▶ Directions for this task
Copy out every one of the entries below word for word, changing, adding, or leaving out nothing.

----------

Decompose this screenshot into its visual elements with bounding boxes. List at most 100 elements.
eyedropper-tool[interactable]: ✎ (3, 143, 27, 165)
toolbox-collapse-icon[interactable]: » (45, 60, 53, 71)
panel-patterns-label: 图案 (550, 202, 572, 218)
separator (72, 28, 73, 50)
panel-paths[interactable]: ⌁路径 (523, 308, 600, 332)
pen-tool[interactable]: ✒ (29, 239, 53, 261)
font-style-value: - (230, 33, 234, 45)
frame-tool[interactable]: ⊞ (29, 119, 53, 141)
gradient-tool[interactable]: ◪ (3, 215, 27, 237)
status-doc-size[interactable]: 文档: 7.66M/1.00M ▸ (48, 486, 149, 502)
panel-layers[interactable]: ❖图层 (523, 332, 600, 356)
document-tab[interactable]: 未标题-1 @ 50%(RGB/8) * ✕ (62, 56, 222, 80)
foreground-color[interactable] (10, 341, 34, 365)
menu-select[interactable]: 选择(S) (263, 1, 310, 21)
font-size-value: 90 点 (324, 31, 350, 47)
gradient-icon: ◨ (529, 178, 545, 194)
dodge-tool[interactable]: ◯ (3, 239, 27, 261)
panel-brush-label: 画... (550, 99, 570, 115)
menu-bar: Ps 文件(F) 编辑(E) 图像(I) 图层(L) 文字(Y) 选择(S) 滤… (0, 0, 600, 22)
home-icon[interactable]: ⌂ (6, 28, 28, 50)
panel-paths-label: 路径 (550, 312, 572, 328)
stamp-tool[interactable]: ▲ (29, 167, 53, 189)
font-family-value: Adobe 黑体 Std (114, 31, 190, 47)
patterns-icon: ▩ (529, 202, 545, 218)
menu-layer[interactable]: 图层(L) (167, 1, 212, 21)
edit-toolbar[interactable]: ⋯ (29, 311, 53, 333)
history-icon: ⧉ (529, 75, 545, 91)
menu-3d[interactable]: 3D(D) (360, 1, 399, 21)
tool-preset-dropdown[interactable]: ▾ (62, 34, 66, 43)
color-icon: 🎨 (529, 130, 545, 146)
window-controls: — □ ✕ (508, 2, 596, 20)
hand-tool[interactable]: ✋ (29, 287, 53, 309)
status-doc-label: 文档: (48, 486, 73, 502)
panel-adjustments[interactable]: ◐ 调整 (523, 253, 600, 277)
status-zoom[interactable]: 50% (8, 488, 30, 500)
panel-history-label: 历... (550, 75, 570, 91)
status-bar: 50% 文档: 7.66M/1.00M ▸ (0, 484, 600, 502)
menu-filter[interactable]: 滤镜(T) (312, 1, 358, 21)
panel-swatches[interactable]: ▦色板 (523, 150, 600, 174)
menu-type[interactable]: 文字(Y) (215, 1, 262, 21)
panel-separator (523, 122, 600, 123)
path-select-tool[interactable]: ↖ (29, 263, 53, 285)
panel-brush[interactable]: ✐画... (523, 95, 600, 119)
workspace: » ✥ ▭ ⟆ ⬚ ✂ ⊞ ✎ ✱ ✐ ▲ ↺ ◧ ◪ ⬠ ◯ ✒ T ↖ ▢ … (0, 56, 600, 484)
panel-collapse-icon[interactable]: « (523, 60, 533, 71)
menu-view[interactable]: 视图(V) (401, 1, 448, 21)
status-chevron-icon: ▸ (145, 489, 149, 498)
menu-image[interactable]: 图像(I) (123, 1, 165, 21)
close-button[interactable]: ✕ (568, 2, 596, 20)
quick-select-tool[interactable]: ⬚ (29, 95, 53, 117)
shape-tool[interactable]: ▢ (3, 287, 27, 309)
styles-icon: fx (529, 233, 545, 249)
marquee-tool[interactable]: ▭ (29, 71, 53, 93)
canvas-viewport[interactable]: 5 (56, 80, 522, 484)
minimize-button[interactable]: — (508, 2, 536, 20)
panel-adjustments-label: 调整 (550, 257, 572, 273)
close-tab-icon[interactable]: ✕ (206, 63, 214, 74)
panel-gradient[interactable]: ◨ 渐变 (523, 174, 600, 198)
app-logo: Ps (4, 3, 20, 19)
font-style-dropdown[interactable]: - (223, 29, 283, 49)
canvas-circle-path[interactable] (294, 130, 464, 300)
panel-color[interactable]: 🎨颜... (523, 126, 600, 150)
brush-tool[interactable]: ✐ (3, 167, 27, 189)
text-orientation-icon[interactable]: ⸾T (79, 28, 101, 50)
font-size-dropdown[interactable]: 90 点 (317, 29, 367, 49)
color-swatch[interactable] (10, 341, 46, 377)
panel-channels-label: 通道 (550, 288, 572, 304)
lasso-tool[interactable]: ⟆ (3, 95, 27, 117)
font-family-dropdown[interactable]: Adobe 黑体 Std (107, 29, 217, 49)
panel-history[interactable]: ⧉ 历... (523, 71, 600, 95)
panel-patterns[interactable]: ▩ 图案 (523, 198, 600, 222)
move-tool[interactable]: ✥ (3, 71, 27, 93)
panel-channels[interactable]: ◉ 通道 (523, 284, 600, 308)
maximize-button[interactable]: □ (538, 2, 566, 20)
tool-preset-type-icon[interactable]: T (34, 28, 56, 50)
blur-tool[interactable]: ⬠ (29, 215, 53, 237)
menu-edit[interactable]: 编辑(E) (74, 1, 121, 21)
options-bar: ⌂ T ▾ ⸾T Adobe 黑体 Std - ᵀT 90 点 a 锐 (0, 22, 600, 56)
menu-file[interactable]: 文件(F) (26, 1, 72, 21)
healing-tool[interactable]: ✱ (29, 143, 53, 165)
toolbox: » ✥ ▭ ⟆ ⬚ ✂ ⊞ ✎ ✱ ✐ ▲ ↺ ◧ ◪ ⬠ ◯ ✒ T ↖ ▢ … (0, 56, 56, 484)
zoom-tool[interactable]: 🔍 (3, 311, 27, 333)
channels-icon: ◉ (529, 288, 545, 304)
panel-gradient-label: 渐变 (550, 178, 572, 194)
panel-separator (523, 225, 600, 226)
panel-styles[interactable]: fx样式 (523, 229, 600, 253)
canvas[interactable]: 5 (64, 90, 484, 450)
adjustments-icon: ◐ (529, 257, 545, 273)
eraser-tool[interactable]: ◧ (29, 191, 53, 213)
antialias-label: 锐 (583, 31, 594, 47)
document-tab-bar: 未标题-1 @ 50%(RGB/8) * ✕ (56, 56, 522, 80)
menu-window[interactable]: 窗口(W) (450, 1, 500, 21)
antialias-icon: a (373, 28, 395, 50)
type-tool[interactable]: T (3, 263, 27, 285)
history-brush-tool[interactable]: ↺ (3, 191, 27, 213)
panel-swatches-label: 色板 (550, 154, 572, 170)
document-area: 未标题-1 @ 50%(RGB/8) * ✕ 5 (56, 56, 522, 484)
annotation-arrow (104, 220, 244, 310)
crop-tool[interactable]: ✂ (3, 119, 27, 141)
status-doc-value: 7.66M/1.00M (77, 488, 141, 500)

----------

▶ Task output
Decompose this screenshot into its visual elements with bounding boxes. List at most 100 elements.
eyedropper-tool[interactable]: ✎ (3, 143, 27, 165)
toolbox-collapse-icon[interactable]: » (45, 60, 53, 71)
panel-patterns-label: 图案 (550, 202, 572, 218)
separator (72, 28, 73, 50)
panel-paths[interactable]: ⌁路径 (523, 308, 600, 332)
pen-tool[interactable]: ✒ (29, 239, 53, 261)
font-style-value: - (230, 33, 234, 45)
frame-tool[interactable]: ⊞ (29, 119, 53, 141)
gradient-tool[interactable]: ◪ (3, 215, 27, 237)
status-doc-size[interactable]: 文档: 7.66M/1.00M ▸ (48, 486, 149, 502)
panel-layers[interactable]: ❖图层 (523, 332, 600, 356)
document-tab[interactable]: 未标题-1 @ 50%(RGB/8) * ✕ (62, 56, 222, 80)
foreground-color[interactable] (10, 341, 34, 365)
menu-select[interactable]: 选择(S) (263, 1, 310, 21)
font-size-value: 90 点 (324, 31, 350, 47)
gradient-icon: ◨ (529, 178, 545, 194)
dodge-tool[interactable]: ◯ (3, 239, 27, 261)
panel-brush-label: 画... (550, 99, 570, 115)
menu-bar: Ps 文件(F) 编辑(E) 图像(I) 图层(L) 文字(Y) 选择(S) 滤… (0, 0, 600, 22)
home-icon[interactable]: ⌂ (6, 28, 28, 50)
panel-paths-label: 路径 (550, 312, 572, 328)
stamp-tool[interactable]: ▲ (29, 167, 53, 189)
font-family-value: Adobe 黑体 Std (114, 31, 190, 47)
patterns-icon: ▩ (529, 202, 545, 218)
menu-layer[interactable]: 图层(L) (167, 1, 212, 21)
edit-toolbar[interactable]: ⋯ (29, 311, 53, 333)
history-icon: ⧉ (529, 75, 545, 91)
menu-3d[interactable]: 3D(D) (360, 1, 399, 21)
tool-preset-dropdown[interactable]: ▾ (62, 34, 66, 43)
color-icon: 🎨 (529, 130, 545, 146)
window-controls: — □ ✕ (508, 2, 596, 20)
hand-tool[interactable]: ✋ (29, 287, 53, 309)
status-doc-label: 文档: (48, 486, 73, 502)
panel-adjustments[interactable]: ◐ 调整 (523, 253, 600, 277)
status-zoom[interactable]: 50% (8, 488, 30, 500)
panel-history-label: 历... (550, 75, 570, 91)
status-bar: 50% 文档: 7.66M/1.00M ▸ (0, 484, 600, 502)
menu-filter[interactable]: 滤镜(T) (312, 1, 358, 21)
panel-swatches[interactable]: ▦色板 (523, 150, 600, 174)
menu-type[interactable]: 文字(Y) (215, 1, 262, 21)
panel-separator (523, 122, 600, 123)
path-select-tool[interactable]: ↖ (29, 263, 53, 285)
panel-brush[interactable]: ✐画... (523, 95, 600, 119)
workspace: » ✥ ▭ ⟆ ⬚ ✂ ⊞ ✎ ✱ ✐ ▲ ↺ ◧ ◪ ⬠ ◯ ✒ T ↖ ▢ … (0, 56, 600, 484)
panel-collapse-icon[interactable]: « (523, 60, 533, 71)
menu-view[interactable]: 视图(V) (401, 1, 448, 21)
status-chevron-icon: ▸ (145, 489, 149, 498)
menu-image[interactable]: 图像(I) (123, 1, 165, 21)
close-button[interactable]: ✕ (568, 2, 596, 20)
quick-select-tool[interactable]: ⬚ (29, 95, 53, 117)
shape-tool[interactable]: ▢ (3, 287, 27, 309)
styles-icon: fx (529, 233, 545, 249)
marquee-tool[interactable]: ▭ (29, 71, 53, 93)
canvas-viewport[interactable]: 5 (56, 80, 522, 484)
minimize-button[interactable]: — (508, 2, 536, 20)
panel-adjustments-label: 调整 (550, 257, 572, 273)
close-tab-icon[interactable]: ✕ (206, 63, 214, 74)
panel-gradient[interactable]: ◨ 渐变 (523, 174, 600, 198)
app-logo: Ps (4, 3, 20, 19)
font-style-dropdown[interactable]: - (223, 29, 283, 49)
canvas-circle-path[interactable] (294, 130, 464, 300)
panel-color[interactable]: 🎨颜... (523, 126, 600, 150)
brush-tool[interactable]: ✐ (3, 167, 27, 189)
text-orientation-icon[interactable]: ⸾T (79, 28, 101, 50)
font-size-dropdown[interactable]: 90 点 (317, 29, 367, 49)
color-swatch[interactable] (10, 341, 46, 377)
panel-channels-label: 通道 (550, 288, 572, 304)
lasso-tool[interactable]: ⟆ (3, 95, 27, 117)
font-family-dropdown[interactable]: Adobe 黑体 Std (107, 29, 217, 49)
panel-history[interactable]: ⧉ 历... (523, 71, 600, 95)
panel-patterns[interactable]: ▩ 图案 (523, 198, 600, 222)
move-tool[interactable]: ✥ (3, 71, 27, 93)
panel-channels[interactable]: ◉ 通道 (523, 284, 600, 308)
maximize-button[interactable]: □ (538, 2, 566, 20)
tool-preset-type-icon[interactable]: T (34, 28, 56, 50)
blur-tool[interactable]: ⬠ (29, 215, 53, 237)
menu-edit[interactable]: 编辑(E) (74, 1, 121, 21)
options-bar: ⌂ T ▾ ⸾T Adobe 黑体 Std - ᵀT 90 点 a 锐 (0, 22, 600, 56)
menu-file[interactable]: 文件(F) (26, 1, 72, 21)
healing-tool[interactable]: ✱ (29, 143, 53, 165)
toolbox: » ✥ ▭ ⟆ ⬚ ✂ ⊞ ✎ ✱ ✐ ▲ ↺ ◧ ◪ ⬠ ◯ ✒ T ↖ ▢ … (0, 56, 56, 484)
zoom-tool[interactable]: 🔍 (3, 311, 27, 333)
channels-icon: ◉ (529, 288, 545, 304)
panel-gradient-label: 渐变 (550, 178, 572, 194)
panel-separator (523, 225, 600, 226)
panel-styles[interactable]: fx样式 (523, 229, 600, 253)
canvas[interactable]: 5 (64, 90, 484, 450)
adjustments-icon: ◐ (529, 257, 545, 273)
eraser-tool[interactable]: ◧ (29, 191, 53, 213)
antialias-label: 锐 (583, 31, 594, 47)
document-tab-bar: 未标题-1 @ 50%(RGB/8) * ✕ (56, 56, 522, 80)
menu-window[interactable]: 窗口(W) (450, 1, 500, 21)
antialias-icon: a (373, 28, 395, 50)
type-tool[interactable]: T (3, 263, 27, 285)
history-brush-tool[interactable]: ↺ (3, 191, 27, 213)
panel-swatches-label: 色板 (550, 154, 572, 170)
document-area: 未标题-1 @ 50%(RGB/8) * ✕ 5 (56, 56, 522, 484)
annotation-arrow (104, 220, 244, 310)
crop-tool[interactable]: ✂ (3, 119, 27, 141)
status-doc-value: 7.66M/1.00M (77, 488, 141, 500)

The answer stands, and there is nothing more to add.